Vorliegender Text:
Verschlimmbesserung

15. Februar 2013

Ich bin immer noch hinterher mit der »ZEIT«-Lektüre. Was die Gemüter vor drei, vier Wochen bewegt hat, kommt deshalb erst jetzt in den Blog. Sei’s drum.

Özlem Topçu hat natürlich Recht: »Weiße dürfen nicht bestimmen, wann Schwarze sich gekränkt fühlen dürfen«.

Um so bemerkenswerter finde ich: In der konkreten Konsequenz stimmt Topçu ganz und gar mit Ulrich Greiner überein: Der hat die »Kinderbuch-Debatte« eine Woche zuvor eröffnet – und festgehalten: Die nachträgliche Tilgung rassistischer Begriffe aus literarischen Klassikern führt am Ziel vorbei. Gleich aus mehreren Gründen:

  • Wo soll man anfangen – und wo aufhören? Am Beispiel: Wenn sich Kinder in Otfried Preusslers »Kleine[r] Hexe« nicht als »Neger«, »Chinesenmädchen« und »Türke« verkleiden dürfen, als was dann? »Als Indianer, Zigeuner oder Eskimo können sie auch nicht gehen, das wäre diskriminierend, ein Dornröschen wäre sexistisch, ein Scheich islamfeindlich. Und Hexe geht ja schon lange nicht mehr.« Übrigens gehen auch die meisten Märchen nicht mehr, mal ganz objektiv beurteilt … Und die Bibel schon gar nicht.

(Daten zur Erkennung des Dokumentlayouts)
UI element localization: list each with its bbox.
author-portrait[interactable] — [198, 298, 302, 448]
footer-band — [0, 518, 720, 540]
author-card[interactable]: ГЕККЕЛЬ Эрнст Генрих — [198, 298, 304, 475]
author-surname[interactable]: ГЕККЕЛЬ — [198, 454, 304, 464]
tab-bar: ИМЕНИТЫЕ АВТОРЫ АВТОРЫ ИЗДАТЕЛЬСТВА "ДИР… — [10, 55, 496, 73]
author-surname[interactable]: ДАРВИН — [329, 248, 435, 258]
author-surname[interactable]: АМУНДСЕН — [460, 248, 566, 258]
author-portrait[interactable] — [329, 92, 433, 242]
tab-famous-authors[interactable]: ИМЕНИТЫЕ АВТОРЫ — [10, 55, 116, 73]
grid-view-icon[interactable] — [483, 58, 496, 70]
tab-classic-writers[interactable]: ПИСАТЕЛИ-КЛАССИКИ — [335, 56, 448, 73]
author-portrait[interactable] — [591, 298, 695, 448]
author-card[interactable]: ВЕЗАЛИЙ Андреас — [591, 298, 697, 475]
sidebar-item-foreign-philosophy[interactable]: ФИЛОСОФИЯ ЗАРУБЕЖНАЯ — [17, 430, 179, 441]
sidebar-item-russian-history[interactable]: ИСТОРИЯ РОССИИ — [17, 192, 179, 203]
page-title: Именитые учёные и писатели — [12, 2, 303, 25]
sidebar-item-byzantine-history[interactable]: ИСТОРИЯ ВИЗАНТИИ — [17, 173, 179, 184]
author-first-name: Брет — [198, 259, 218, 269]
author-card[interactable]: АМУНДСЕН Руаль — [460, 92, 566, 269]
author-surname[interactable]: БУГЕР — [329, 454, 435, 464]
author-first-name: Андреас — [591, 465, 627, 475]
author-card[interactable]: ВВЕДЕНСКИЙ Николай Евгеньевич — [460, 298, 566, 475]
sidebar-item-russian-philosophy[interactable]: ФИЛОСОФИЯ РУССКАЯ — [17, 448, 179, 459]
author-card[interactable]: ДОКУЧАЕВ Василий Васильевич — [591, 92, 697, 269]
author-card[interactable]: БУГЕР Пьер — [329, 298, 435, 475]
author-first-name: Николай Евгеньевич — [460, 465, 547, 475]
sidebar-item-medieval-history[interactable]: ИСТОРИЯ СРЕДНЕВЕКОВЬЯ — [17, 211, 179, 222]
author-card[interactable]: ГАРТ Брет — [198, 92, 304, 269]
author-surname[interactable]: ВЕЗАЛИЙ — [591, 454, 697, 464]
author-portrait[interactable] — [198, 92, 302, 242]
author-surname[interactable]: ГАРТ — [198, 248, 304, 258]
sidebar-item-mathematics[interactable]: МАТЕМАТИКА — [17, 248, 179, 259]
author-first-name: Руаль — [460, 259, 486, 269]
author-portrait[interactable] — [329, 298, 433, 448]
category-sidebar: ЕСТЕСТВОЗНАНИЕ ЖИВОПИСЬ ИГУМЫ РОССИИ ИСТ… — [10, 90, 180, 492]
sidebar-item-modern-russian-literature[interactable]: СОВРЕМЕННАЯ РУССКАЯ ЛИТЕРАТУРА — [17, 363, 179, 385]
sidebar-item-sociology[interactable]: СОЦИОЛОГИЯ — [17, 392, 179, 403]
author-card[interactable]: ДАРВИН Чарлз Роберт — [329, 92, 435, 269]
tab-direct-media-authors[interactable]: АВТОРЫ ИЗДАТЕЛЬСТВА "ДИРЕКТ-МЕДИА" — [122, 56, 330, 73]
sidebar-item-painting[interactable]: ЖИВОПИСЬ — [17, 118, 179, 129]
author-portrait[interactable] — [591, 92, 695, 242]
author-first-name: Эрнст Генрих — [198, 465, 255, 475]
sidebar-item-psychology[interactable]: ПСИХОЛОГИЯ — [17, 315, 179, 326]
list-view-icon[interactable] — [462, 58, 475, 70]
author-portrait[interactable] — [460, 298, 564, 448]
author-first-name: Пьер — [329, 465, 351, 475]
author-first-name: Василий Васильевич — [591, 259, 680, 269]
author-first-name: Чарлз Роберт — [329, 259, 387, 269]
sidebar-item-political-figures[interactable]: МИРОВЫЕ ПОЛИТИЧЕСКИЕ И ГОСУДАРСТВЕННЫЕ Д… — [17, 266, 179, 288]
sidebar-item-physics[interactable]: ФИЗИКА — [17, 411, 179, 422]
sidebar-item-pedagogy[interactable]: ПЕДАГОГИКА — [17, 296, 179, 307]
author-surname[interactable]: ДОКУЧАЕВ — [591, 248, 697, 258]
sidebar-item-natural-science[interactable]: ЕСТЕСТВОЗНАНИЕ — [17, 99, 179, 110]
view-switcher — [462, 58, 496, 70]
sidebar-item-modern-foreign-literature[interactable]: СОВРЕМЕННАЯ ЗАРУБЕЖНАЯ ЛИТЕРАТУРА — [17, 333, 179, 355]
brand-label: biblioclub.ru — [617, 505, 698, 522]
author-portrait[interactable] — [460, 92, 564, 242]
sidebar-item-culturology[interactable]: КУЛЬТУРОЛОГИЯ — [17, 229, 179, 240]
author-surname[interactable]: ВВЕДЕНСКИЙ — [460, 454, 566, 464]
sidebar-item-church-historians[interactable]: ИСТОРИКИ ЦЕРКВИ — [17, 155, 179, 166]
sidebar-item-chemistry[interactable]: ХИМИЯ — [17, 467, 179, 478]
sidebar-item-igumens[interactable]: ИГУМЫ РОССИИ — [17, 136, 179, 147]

Aufgabenstellung: Stimmen die folgenden Aussagen mit dem Blogeintrag zur Kinderbuch-Debatte überein? (a) Ulrich Greiner hat die Kinderbuch-Debatte eine Woche vor Özlem Topçu eröffnet. (b) Die schreibende Person ist mit der Lektüre der »ZEIT« auf dem aktuellen Stand. (c) Topçu und Greiner sind sich in der konkreten Konsequenz uneinig. Antworte jeweils mit Ja oder Nein und zitiere die entscheidenden Worte des Textes wörtlich.

Schriftliche Antwort:
(a) Ja: „Der hat die »Kinderbuch-Debatte« eine Woche zuvor eröffnet“
(b) Nein: „Ich bin immer noch hinterher mit der »ZEIT«-Lektüre.“
(c) Nein: „In der konkreten Konsequenz stimmt Topçu ganz und gar mit Ulrich Greiner überein“